• _Exercise objective_
Gather every line of the entries that includes the word "加以体会".

Data records:
▶

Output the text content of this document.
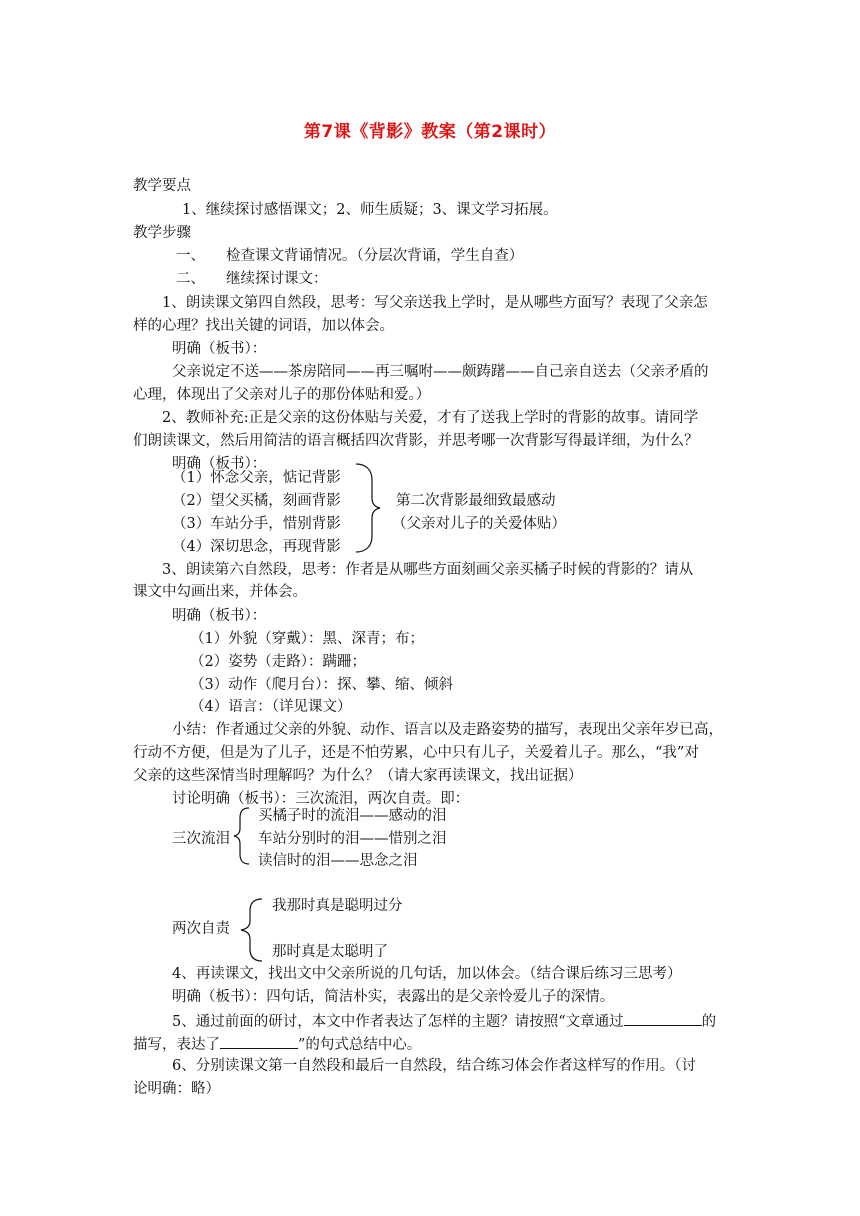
第7课《背影》教案（第2课时）
教学要点
1、继续探讨感悟课文；2、师生质疑；3、课文学习拓展。
教学步骤
一、 检查课文背诵情况。（分层次背诵，学生自查）
二、 继续探讨课文：
1、朗读课文第四自然段，思考：写父亲送我上学时，是从哪些方面写？表现了父亲怎
样的心理？找出关键的词语，加以体会。
明确（板书）：
父亲说定不送——茶房陪同——再三嘱咐——颇踌躇——自己亲自送去（父亲矛盾的
心理，体现出了父亲对儿子的那份体贴和爱。）
2、教师补充:正是父亲的这份体贴与关爱，才有了送我上学时的背影的故事。请同学
们朗读课文，然后用简洁的语言概括四次背影，并思考哪一次背影写得最详细，为什么？
明确（板书）：
（1）怀念父亲，惦记背影
（2）望父买橘，刻画背影
（3）车站分手，惜别背影
（4）深切思念，再现背影
第二次背影最细致最感动
（父亲对儿子的关爱体贴）
3、朗读第六自然段，思考：作者是从哪些方面刻画父亲买橘子时候的背影的？请从
课文中勾画出来，并体会。
明确（板书）：
（1）外貌（穿戴）：黑、深青；布；
（2）姿势（走路）：蹒跚；
（3）动作（爬月台）：探、攀、缩、倾斜
（4）语言：（详见课文）
小结：作者通过父亲的外貌、动作、语言以及走路姿势的描写，表现出父亲年岁已高，
行动不方便，但是为了儿子，还是不怕劳累，心中只有儿子，关爱着儿子。那么，“我”对
父亲的这些深情当时理解吗？为什么？（请大家再读课文，找出证据）
讨论明确（板书）：三次流泪，两次自责。即：
三次流泪
买橘子时的流泪——感动的泪
车站分别时的泪——惜别之泪
读信时的泪——思念之泪
两次自责
我那时真是聪明过分
那时真是太聪明了
4、再读课文，找出文中父亲所说的几句话，加以体会。（结合课后练习三思考）
明确（板书）：四句话，简洁朴实，表露出的是父亲怜爱儿子的深情。
5、通过前面的研讨，本文中作者表达了怎样的主题？请按照“文章通过	的
描写，表达了	”的句式总结中心。
6、分别读课文第一自然段和最后一自然段，结合练习体会作者这样写的作用。（讨
论明确：略）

◀

• _Solution for this exercise_
样的心理？找出关键的词语，加以体会。
4、再读课文，找出文中父亲所说的几句话，加以体会。（结合课后练习三思考）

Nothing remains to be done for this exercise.